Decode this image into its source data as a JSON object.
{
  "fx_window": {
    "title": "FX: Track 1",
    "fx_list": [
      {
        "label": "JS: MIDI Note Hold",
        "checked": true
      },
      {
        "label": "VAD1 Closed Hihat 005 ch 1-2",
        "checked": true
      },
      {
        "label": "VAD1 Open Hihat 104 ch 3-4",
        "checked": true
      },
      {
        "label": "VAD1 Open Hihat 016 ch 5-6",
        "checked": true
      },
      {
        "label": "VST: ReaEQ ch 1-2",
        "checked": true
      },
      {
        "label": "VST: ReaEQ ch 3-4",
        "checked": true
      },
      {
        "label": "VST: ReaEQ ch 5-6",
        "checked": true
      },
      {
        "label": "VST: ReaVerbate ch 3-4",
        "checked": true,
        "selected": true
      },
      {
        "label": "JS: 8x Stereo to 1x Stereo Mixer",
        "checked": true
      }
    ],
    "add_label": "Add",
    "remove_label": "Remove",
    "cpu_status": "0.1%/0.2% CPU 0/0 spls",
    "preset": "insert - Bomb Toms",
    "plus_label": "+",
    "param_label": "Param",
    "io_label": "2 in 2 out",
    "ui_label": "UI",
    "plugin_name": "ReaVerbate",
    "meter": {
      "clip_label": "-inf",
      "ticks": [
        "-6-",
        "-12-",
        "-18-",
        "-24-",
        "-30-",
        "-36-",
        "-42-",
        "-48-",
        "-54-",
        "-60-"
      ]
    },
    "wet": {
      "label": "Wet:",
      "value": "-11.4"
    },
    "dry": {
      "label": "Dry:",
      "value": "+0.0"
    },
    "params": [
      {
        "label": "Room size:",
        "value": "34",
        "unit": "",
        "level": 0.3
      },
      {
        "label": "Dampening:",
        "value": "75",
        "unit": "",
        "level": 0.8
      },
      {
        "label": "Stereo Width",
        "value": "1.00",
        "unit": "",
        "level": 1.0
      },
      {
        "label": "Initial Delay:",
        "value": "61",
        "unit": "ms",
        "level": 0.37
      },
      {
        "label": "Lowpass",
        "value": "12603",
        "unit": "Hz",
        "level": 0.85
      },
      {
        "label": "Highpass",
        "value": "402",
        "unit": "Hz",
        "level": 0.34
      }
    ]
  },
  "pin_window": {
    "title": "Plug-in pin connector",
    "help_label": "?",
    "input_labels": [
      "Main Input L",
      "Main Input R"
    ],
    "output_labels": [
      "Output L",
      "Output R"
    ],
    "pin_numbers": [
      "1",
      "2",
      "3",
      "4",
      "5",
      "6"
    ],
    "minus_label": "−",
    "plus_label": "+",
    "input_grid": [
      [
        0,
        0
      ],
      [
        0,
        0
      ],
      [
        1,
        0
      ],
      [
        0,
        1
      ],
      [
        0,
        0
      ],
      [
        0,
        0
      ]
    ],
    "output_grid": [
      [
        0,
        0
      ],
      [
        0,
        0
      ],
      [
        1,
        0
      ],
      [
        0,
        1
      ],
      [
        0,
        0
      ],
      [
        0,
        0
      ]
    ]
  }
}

★ ★ ★ ★

EXERCISE | Repeat the material above in full, quoting it exactly.

SOLVED EXERCISE |
Decode this image into its source data as a JSON object.
{
  "fx_window": {
    "title": "FX: Track 1",
    "fx_list": [
      {
        "label": "JS: MIDI Note Hold",
        "checked": true
      },
      {
        "label": "VAD1 Closed Hihat 005 ch 1-2",
        "checked": true
      },
      {
        "label": "VAD1 Open Hihat 104 ch 3-4",
        "checked": true
      },
      {
        "label": "VAD1 Open Hihat 016 ch 5-6",
        "checked": true
      },
      {
        "label": "VST: ReaEQ ch 1-2",
        "checked": true
      },
      {
        "label": "VST: ReaEQ ch 3-4",
        "checked": true
      },
      {
        "label": "VST: ReaEQ ch 5-6",
        "checked": true
      },
      {
        "label": "VST: ReaVerbate ch 3-4",
        "checked": true,
        "selected": true
      },
      {
        "label": "JS: 8x Stereo to 1x Stereo Mixer",
        "checked": true
      }
    ],
    "add_label": "Add",
    "remove_label": "Remove",
    "cpu_status": "0.1%/0.2% CPU 0/0 spls",
    "preset": "insert - Bomb Toms",
    "plus_label": "+",
    "param_label": "Param",
    "io_label": "2 in 2 out",
    "ui_label": "UI",
    "plugin_name": "ReaVerbate",
    "meter": {
      "clip_label": "-inf",
      "ticks": [
        "-6-",
        "-12-",
        "-18-",
        "-24-",
        "-30-",
        "-36-",
        "-42-",
        "-48-",
        "-54-",
        "-60-"
      ]
    },
    "wet": {
      "label": "Wet:",
      "value": "-11.4"
    },
    "dry": {
      "label": "Dry:",
      "value": "+0.0"
    },
    "params": [
      {
        "label": "Room size:",
        "value": "34",
        "unit": "",
        "level": 0.3
      },
      {
        "label": "Dampening:",
        "value": "75",
        "unit": "",
        "level": 0.8
      },
      {
        "label": "Stereo Width",
        "value": "1.00",
        "unit": "",
        "level": 1.0
      },
      {
        "label": "Initial Delay:",
        "value": "61",
        "unit": "ms",
        "level": 0.37
      },
      {
        "label": "Lowpass",
        "value": "12603",
        "unit": "Hz",
        "level": 0.85
      },
      {
        "label": "Highpass",
        "value": "402",
        "unit": "Hz",
        "level": 0.34
      }
    ]
  },
  "pin_window": {
    "title": "Plug-in pin connector",
    "help_label": "?",
    "input_labels": [
      "Main Input L",
      "Main Input R"
    ],
    "output_labels": [
      "Output L",
      "Output R"
    ],
    "pin_numbers": [
      "1",
      "2",
      "3",
      "4",
      "5",
      "6"
    ],
    "minus_label": "−",
    "plus_label": "+",
    "input_grid": [
      [
        0,
        0
      ],
      [
        0,
        0
      ],
      [
        1,
        0
      ],
      [
        0,
        1
      ],
      [
        0,
        0
      ],
      [
        0,
        0
      ]
    ],
    "output_grid": [
      [
        0,
        0
      ],
      [
        0,
        0
      ],
      [
        1,
        0
      ],
      [
        0,
        1
      ],
      [
        0,
        0
      ],
      [
        0,
        0
      ]
    ]
  }
}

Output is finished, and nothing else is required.